→ **Task to carry out**
Wherever the word "name" appears in a line, extract that line.
## START Exercise input
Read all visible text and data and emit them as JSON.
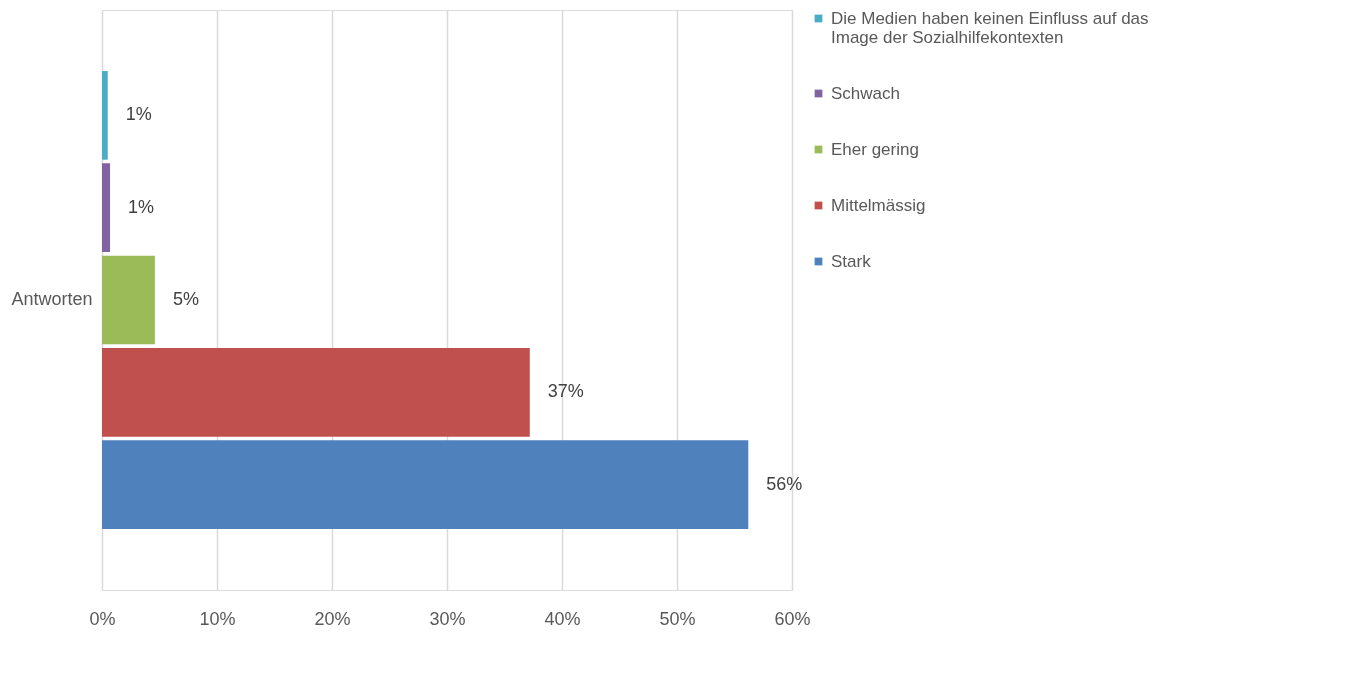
{
  "chart_data": {
    "type": "bar",
    "orientation": "horizontal",
    "categories": [
      "Antworten"
    ],
    "series": [
      {
        "name": "Die Medien haben keinen Einfluss auf das Image der Sozialhilfekontexten",
        "color": "#4bacc6",
        "values": [
          0.5
        ],
        "value_labels": [
          "1%"
        ]
      },
      {
        "name": "Schwach",
        "color": "#8064a2",
        "values": [
          0.7
        ],
        "value_labels": [
          "1%"
        ]
      },
      {
        "name": "Eher gering",
        "color": "#9bbb59",
        "values": [
          4.6
        ],
        "value_labels": [
          "5%"
        ]
      },
      {
        "name": "Mittelmässig",
        "color": "#c0504d",
        "values": [
          37.2
        ],
        "value_labels": [
          "37%"
        ]
      },
      {
        "name": "Stark",
        "color": "#4f81bd",
        "values": [
          56.2
        ],
        "value_labels": [
          "56%"
        ]
      }
    ],
    "xlim": [
      0,
      60
    ],
    "xticks": [
      {
        "value": 0,
        "label": "0%"
      },
      {
        "value": 10,
        "label": "10%"
      },
      {
        "value": 20,
        "label": "20%"
      },
      {
        "value": 30,
        "label": "30%"
      },
      {
        "value": 40,
        "label": "40%"
      },
      {
        "value": 50,
        "label": "50%"
      },
      {
        "value": 60,
        "label": "60%"
      }
    ],
    "grid": "x",
    "legend": "right"
  }
}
## END Exercise input
→ **Output for this exercise**
        "name": "Die Medien haben keinen Einfluss auf das Image der Sozialhilfekontexten",
        "name": "Schwach",
        "name": "Eher gering",
        "name": "Mittelmässig",
        "name": "Stark",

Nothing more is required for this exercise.